Written instruction:
Pull out every line containing the string "this".

* begin Listing *

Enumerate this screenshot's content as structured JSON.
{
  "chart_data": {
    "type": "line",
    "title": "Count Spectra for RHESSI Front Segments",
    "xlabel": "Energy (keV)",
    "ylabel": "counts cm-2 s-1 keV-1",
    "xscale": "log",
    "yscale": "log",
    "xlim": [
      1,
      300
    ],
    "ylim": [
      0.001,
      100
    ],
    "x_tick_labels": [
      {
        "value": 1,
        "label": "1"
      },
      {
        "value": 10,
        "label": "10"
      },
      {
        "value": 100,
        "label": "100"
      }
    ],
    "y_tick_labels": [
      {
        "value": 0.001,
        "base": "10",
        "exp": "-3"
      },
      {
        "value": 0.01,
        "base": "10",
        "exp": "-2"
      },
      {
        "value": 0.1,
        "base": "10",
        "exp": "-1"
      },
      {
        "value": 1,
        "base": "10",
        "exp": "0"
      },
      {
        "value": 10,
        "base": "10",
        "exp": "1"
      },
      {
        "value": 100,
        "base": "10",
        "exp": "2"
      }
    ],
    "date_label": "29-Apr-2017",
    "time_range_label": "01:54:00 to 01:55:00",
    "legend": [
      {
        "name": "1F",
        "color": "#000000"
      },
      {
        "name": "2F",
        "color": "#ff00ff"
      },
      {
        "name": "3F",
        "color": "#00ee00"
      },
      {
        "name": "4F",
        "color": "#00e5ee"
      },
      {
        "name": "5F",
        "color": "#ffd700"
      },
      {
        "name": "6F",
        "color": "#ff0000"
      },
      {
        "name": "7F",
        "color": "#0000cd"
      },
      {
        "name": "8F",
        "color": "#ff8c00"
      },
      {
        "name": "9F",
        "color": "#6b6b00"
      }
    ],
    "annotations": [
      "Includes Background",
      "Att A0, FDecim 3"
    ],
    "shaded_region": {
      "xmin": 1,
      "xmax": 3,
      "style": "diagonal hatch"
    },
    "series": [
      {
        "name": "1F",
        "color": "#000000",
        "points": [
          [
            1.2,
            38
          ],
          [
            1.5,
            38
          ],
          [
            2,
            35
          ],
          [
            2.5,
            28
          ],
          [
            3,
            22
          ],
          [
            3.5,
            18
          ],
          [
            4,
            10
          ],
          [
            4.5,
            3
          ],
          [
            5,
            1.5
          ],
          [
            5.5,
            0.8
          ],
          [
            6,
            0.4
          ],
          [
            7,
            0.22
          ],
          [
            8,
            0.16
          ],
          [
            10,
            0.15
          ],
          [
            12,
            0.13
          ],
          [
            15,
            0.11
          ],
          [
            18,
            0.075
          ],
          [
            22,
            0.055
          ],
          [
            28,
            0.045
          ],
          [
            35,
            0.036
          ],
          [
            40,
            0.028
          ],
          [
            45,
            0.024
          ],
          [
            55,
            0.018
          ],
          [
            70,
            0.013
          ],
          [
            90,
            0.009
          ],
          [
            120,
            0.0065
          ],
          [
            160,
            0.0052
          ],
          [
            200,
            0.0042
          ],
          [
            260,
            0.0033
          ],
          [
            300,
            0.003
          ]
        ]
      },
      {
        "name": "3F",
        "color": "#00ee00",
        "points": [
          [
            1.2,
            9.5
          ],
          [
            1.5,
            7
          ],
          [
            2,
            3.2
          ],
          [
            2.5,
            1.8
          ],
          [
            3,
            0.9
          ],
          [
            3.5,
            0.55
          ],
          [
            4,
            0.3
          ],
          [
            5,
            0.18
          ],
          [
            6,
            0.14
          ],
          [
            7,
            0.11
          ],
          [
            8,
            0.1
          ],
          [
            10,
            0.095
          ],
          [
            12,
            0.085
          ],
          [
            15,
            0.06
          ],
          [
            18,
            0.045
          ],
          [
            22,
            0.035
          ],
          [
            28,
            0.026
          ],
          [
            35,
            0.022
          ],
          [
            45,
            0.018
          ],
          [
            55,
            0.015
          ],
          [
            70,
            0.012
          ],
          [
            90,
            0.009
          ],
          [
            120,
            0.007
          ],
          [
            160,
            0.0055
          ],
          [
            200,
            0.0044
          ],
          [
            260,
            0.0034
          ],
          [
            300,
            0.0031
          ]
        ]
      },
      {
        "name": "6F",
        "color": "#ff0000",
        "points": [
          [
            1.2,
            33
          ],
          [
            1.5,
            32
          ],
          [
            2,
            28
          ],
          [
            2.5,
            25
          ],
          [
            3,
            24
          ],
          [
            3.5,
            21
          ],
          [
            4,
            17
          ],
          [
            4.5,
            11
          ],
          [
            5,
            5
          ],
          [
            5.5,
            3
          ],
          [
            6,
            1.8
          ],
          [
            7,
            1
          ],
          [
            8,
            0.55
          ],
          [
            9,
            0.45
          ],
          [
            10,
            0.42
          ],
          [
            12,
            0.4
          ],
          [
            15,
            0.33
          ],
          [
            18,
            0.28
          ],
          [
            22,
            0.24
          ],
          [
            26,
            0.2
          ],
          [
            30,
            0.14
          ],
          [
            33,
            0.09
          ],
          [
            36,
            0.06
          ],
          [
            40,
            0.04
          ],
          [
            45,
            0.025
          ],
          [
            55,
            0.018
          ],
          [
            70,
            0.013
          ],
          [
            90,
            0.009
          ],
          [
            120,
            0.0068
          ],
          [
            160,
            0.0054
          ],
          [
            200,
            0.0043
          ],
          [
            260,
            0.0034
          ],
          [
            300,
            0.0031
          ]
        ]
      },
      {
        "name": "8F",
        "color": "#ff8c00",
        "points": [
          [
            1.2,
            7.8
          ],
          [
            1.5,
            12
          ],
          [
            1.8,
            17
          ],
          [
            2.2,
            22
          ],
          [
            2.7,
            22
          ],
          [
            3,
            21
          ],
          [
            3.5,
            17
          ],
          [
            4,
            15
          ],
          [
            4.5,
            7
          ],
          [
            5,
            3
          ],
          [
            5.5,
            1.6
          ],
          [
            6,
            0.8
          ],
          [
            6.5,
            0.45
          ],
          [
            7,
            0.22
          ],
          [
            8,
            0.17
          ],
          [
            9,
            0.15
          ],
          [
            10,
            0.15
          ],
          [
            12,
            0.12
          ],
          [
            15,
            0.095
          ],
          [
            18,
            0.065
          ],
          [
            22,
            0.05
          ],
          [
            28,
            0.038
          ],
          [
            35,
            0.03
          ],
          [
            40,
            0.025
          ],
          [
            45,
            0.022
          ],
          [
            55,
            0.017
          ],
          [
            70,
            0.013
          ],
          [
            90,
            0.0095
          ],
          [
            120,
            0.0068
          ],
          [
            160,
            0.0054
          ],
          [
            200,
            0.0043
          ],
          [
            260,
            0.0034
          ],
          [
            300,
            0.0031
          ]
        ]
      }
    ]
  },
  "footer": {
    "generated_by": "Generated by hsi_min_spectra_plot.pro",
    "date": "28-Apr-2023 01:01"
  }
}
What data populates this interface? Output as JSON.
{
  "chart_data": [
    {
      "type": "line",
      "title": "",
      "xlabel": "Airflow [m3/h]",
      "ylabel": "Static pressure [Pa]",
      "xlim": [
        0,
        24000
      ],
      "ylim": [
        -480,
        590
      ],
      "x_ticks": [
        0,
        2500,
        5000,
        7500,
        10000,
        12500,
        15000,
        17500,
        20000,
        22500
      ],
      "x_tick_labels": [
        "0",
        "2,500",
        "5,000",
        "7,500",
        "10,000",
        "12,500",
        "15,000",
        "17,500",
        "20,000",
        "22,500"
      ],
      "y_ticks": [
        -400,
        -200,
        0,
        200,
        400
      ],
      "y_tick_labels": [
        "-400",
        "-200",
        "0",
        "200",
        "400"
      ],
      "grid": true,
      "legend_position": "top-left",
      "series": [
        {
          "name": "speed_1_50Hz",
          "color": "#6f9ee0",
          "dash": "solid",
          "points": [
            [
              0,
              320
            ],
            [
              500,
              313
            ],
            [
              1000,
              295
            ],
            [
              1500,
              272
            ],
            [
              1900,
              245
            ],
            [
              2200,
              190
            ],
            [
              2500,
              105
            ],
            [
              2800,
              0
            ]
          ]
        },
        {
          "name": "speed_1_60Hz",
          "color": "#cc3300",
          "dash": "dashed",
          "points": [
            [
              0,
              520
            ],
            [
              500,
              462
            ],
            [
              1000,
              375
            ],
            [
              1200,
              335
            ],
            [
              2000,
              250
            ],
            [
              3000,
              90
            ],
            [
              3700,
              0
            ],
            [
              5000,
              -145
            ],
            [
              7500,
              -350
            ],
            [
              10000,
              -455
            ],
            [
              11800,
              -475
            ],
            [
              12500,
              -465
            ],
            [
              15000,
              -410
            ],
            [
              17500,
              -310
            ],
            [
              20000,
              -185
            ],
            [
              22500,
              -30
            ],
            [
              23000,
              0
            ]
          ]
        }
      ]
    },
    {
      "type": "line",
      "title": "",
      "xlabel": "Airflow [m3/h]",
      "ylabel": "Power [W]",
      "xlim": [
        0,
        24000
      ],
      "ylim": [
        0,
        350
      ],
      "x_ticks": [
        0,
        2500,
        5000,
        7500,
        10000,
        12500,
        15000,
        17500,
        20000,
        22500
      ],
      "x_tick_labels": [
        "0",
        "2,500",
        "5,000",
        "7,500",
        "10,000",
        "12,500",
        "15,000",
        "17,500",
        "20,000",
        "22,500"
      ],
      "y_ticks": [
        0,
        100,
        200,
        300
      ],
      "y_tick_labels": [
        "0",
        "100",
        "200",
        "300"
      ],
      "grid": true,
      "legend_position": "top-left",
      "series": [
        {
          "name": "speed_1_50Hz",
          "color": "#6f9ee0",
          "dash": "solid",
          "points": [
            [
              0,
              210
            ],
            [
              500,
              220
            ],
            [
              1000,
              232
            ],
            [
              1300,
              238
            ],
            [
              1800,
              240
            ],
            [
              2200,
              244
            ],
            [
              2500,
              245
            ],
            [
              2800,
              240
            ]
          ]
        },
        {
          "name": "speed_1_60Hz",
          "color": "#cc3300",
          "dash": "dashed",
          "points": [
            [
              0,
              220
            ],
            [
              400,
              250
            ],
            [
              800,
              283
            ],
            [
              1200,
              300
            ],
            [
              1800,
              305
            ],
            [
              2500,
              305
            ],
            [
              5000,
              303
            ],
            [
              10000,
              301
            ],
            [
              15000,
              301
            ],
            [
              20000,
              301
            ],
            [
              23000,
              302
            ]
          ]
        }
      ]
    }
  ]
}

* end Listing *

Completed task:
Enumerate this screenshot's content as structured JSON.
What data populates this interface? Output as JSON.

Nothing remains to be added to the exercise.